-- Material to process start --

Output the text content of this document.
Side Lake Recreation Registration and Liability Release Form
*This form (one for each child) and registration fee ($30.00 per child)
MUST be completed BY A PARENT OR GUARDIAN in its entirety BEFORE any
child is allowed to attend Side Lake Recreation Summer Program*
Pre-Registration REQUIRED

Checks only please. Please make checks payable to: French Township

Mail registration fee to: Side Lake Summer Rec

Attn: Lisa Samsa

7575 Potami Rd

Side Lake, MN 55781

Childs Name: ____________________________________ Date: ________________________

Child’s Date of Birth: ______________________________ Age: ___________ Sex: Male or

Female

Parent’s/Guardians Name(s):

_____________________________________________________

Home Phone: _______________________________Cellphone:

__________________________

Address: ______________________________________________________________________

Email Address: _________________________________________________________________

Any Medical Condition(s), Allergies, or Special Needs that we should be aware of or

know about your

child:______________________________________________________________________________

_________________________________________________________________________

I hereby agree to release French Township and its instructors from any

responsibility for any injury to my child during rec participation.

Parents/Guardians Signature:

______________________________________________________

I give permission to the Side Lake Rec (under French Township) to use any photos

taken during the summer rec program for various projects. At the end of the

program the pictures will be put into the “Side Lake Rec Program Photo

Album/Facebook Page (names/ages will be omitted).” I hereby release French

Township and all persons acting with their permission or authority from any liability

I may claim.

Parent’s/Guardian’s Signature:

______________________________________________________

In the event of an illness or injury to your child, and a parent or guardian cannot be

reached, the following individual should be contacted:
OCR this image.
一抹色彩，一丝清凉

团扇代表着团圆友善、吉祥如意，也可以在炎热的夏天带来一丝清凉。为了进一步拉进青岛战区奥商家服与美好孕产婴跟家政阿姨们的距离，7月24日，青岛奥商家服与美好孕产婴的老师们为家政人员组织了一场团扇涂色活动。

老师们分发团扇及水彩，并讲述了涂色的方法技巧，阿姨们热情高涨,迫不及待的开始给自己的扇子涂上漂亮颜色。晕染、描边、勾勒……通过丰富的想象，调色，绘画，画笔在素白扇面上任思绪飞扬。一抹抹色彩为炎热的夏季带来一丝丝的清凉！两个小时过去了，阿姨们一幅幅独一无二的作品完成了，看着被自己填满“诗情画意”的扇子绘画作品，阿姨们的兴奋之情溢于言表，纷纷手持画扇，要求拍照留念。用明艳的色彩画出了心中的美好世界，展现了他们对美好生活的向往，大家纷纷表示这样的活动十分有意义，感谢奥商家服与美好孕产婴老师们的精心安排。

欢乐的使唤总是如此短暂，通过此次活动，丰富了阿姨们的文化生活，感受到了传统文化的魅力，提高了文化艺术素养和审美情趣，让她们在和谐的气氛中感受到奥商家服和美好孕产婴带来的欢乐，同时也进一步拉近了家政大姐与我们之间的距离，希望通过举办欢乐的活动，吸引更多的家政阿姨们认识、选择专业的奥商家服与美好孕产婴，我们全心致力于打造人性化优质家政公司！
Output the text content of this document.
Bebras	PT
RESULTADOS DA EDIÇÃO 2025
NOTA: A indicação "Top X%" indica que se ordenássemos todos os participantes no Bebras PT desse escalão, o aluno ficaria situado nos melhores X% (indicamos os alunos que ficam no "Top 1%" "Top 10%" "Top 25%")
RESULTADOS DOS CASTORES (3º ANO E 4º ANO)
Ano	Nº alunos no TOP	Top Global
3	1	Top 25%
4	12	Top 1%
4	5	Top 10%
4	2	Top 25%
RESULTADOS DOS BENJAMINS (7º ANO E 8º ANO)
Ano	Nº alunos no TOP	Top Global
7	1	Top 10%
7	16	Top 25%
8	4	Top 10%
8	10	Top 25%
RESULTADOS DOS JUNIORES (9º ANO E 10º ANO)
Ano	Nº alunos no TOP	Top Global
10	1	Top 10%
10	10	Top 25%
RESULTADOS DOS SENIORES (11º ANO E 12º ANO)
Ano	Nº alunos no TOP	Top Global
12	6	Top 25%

-- Material to process end --

**Stated problem**:
Output the entries verbatim.

**Complete output**:
Output the text content of this document.
Side Lake Recreation Registration and Liability Release Form
*This form (one for each child) and registration fee ($30.00 per child)
MUST be completed BY A PARENT OR GUARDIAN in its entirety BEFORE any
child is allowed to attend Side Lake Recreation Summer Program*
Pre-Registration REQUIRED

Checks only please. Please make checks payable to: French Township

Mail registration fee to: Side Lake Summer Rec

Attn: Lisa Samsa

7575 Potami Rd

Side Lake, MN 55781

Childs Name: ____________________________________ Date: ________________________

Child’s Date of Birth: ______________________________ Age: ___________ Sex: Male or

Female

Parent’s/Guardians Name(s):

_____________________________________________________

Home Phone: _______________________________Cellphone:

__________________________

Address: ______________________________________________________________________

Email Address: _________________________________________________________________

Any Medical Condition(s), Allergies, or Special Needs that we should be aware of or

know about your

child:______________________________________________________________________________

_________________________________________________________________________

I hereby agree to release French Township and its instructors from any

responsibility for any injury to my child during rec participation.

Parents/Guardians Signature:

______________________________________________________

I give permission to the Side Lake Rec (under French Township) to use any photos

taken during the summer rec program for various projects. At the end of the

program the pictures will be put into the “Side Lake Rec Program Photo

Album/Facebook Page (names/ages will be omitted).” I hereby release French

Township and all persons acting with their permission or authority from any liability

I may claim.

Parent’s/Guardian’s Signature:

______________________________________________________

In the event of an illness or injury to your child, and a parent or guardian cannot be

reached, the following individual should be contacted:
OCR this image.
一抹色彩，一丝清凉

团扇代表着团圆友善、吉祥如意，也可以在炎热的夏天带来一丝清凉。为了进一步拉进青岛战区奥商家服与美好孕产婴跟家政阿姨们的距离，7月24日，青岛奥商家服与美好孕产婴的老师们为家政人员组织了一场团扇涂色活动。

老师们分发团扇及水彩，并讲述了涂色的方法技巧，阿姨们热情高涨,迫不及待的开始给自己的扇子涂上漂亮颜色。晕染、描边、勾勒……通过丰富的想象，调色，绘画，画笔在素白扇面上任思绪飞扬。一抹抹色彩为炎热的夏季带来一丝丝的清凉！两个小时过去了，阿姨们一幅幅独一无二的作品完成了，看着被自己填满“诗情画意”的扇子绘画作品，阿姨们的兴奋之情溢于言表，纷纷手持画扇，要求拍照留念。用明艳的色彩画出了心中的美好世界，展现了他们对美好生活的向往，大家纷纷表示这样的活动十分有意义，感谢奥商家服与美好孕产婴老师们的精心安排。

欢乐的使唤总是如此短暂，通过此次活动，丰富了阿姨们的文化生活，感受到了传统文化的魅力，提高了文化艺术素养和审美情趣，让她们在和谐的气氛中感受到奥商家服和美好孕产婴带来的欢乐，同时也进一步拉近了家政大姐与我们之间的距离，希望通过举办欢乐的活动，吸引更多的家政阿姨们认识、选择专业的奥商家服与美好孕产婴，我们全心致力于打造人性化优质家政公司！
Output the text content of this document.
Bebras	PT
RESULTADOS DA EDIÇÃO 2025
NOTA: A indicação "Top X%" indica que se ordenássemos todos os participantes no Bebras PT desse escalão, o aluno ficaria situado nos melhores X% (indicamos os alunos que ficam no "Top 1%" "Top 10%" "Top 25%")
RESULTADOS DOS CASTORES (3º ANO E 4º ANO)
Ano	Nº alunos no TOP	Top Global
3	1	Top 25%
4	12	Top 1%
4	5	Top 10%
4	2	Top 25%
RESULTADOS DOS BENJAMINS (7º ANO E 8º ANO)
Ano	Nº alunos no TOP	Top Global
7	1	Top 10%
7	16	Top 25%
8	4	Top 10%
8	10	Top 25%
RESULTADOS DOS JUNIORES (9º ANO E 10º ANO)
Ano	Nº alunos no TOP	Top Global
10	1	Top 10%
10	10	Top 25%
RESULTADOS DOS SENIORES (11º ANO E 12º ANO)
Ano	Nº alunos no TOP	Top Global
12	6	Top 25%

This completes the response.